Aim of the exercise: Exclude the pictures; give every entry again exactly as written.

--- Task material ---

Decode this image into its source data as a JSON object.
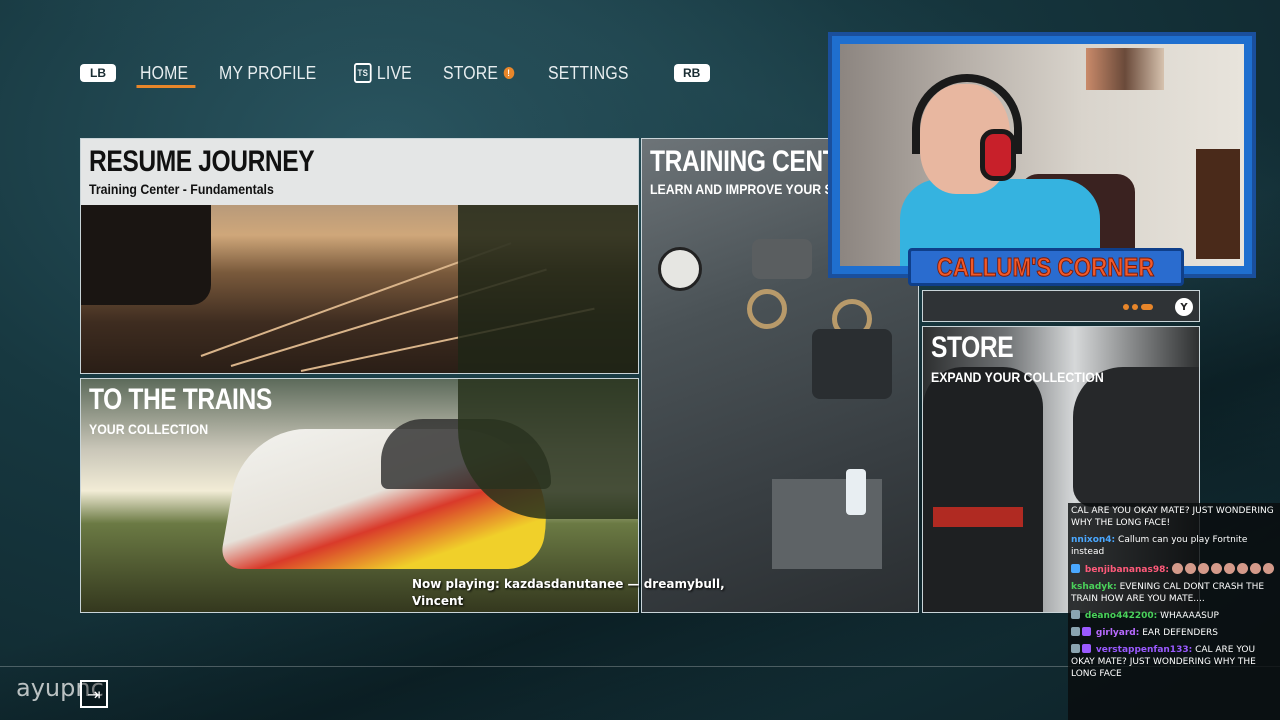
{
  "nav": {
    "left_button": "LB",
    "right_button": "RB",
    "items": [
      {
        "label": "HOME",
        "active": true
      },
      {
        "label": "MY PROFILE"
      },
      {
        "label": "LIVE",
        "icon": "live-icon",
        "icon_text": "TS"
      },
      {
        "label": "STORE",
        "icon": "alert-dot-icon",
        "badge": "!"
      },
      {
        "label": "SETTINGS"
      }
    ]
  },
  "tiles": {
    "resume": {
      "title": "RESUME JOURNEY",
      "subtitle": "Training Center - Fundamentals"
    },
    "trains": {
      "title": "TO THE TRAINS",
      "subtitle": "YOUR COLLECTION"
    },
    "training": {
      "title": "TRAINING CENTE",
      "subtitle": "LEARN AND IMPROVE YOUR S"
    },
    "store": {
      "title": "STORE",
      "subtitle": "EXPAND YOUR COLLECTION"
    },
    "smallbar": {
      "button": "Y"
    }
  },
  "webcam": {
    "banner": "CALLUM'S CORNER"
  },
  "now_playing": {
    "line1": "Now playing: kazdasdanutanee — dreamybull,",
    "line2": "Vincent"
  },
  "watermark": "ayupnc",
  "chat": [
    {
      "user": "",
      "text": "CAL ARE YOU OKAY MATE? JUST WONDERING WHY THE LONG FACE!",
      "color": "#9aa4ff"
    },
    {
      "user": "nnixon4:",
      "text": "Callum can you play Fortnite instead",
      "color": "#4aa8ff"
    },
    {
      "user": "benjibananas98:",
      "text": "",
      "emotes": 8,
      "color": "#ff5a7a"
    },
    {
      "user": "kshadyk:",
      "text": "EVENING CAL DONT CRASH THE TRAIN HOW ARE YOU MATE....",
      "color": "#4ad15a"
    },
    {
      "user": "deano442200:",
      "text": "WHAAAASUP",
      "color": "#4ad15a"
    },
    {
      "user": "girlyard:",
      "text": "EAR DEFENDERS",
      "color": "#b86aff"
    },
    {
      "user": "verstappenfan133:",
      "text": "CAL ARE YOU OKAY MATE? JUST WONDERING WHY THE LONG FACE",
      "color": "#9a5aff"
    }
  ],
  "colors": {
    "accent": "#e8862a",
    "banner_text": "#f05a2a",
    "webcam_frame": "#1f6fcf"
  }
}
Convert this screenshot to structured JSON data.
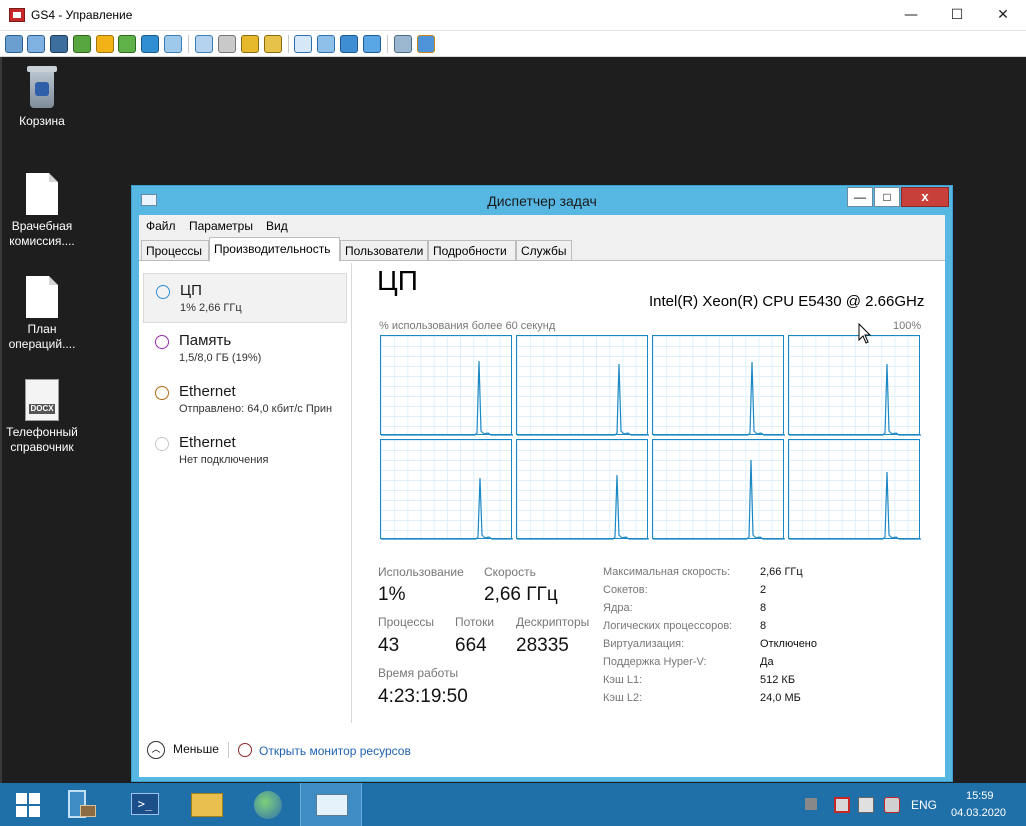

---

Output of the task:
Decode this image into its source data as a JSON object.
{
  "nav": {
    "left_button": "LB",
    "right_button": "RB",
    "items": [
      {
        "label": "HOME",
        "active": true
      },
      {
        "label": "MY PROFILE"
      },
      {
        "label": "LIVE",
        "icon": "live-icon",
        "icon_text": "TS"
      },
      {
        "label": "STORE",
        "icon": "alert-dot-icon",
        "badge": "!"
      },
      {
        "label": "SETTINGS"
      }
    ]
  },
  "tiles": {
    "resume": {
      "title": "RESUME JOURNEY",
      "subtitle": "Training Center - Fundamentals"
    },
    "trains": {
      "title": "TO THE TRAINS",
      "subtitle": "YOUR COLLECTION"
    },
    "training": {
      "title": "TRAINING CENTE",
      "subtitle": "LEARN AND IMPROVE YOUR S"
    },
    "store": {
      "title": "STORE",
      "subtitle": "EXPAND YOUR COLLECTION"
    },
    "smallbar": {
      "button": "Y"
    }
  },
  "webcam": {
    "banner": "CALLUM'S CORNER"
  },
  "now_playing": {
    "line1": "Now playing: kazdasdanutanee — dreamybull,",
    "line2": "Vincent"
  },
  "watermark": "ayupnc",
  "chat": [
    {
      "user": "",
      "text": "CAL ARE YOU OKAY MATE? JUST WONDERING WHY THE LONG FACE!",
      "color": "#9aa4ff"
    },
    {
      "user": "nnixon4:",
      "text": "Callum can you play Fortnite instead",
      "color": "#4aa8ff"
    },
    {
      "user": "benjibananas98:",
      "text": "",
      "emotes": 8,
      "color": "#ff5a7a"
    },
    {
      "user": "kshadyk:",
      "text": "EVENING CAL DONT CRASH THE TRAIN HOW ARE YOU MATE....",
      "color": "#4ad15a"
    },
    {
      "user": "deano442200:",
      "text": "WHAAAASUP",
      "color": "#4ad15a"
    },
    {
      "user": "girlyard:",
      "text": "EAR DEFENDERS",
      "color": "#b86aff"
    },
    {
      "user": "verstappenfan133:",
      "text": "CAL ARE YOU OKAY MATE? JUST WONDERING WHY THE LONG FACE",
      "color": "#9a5aff"
    }
  ],
  "colors": {
    "accent": "#e8862a",
    "banner_text": "#f05a2a",
    "webcam_frame": "#1f6fcf"
  }
}
Convert this screenshot to structured JSON data.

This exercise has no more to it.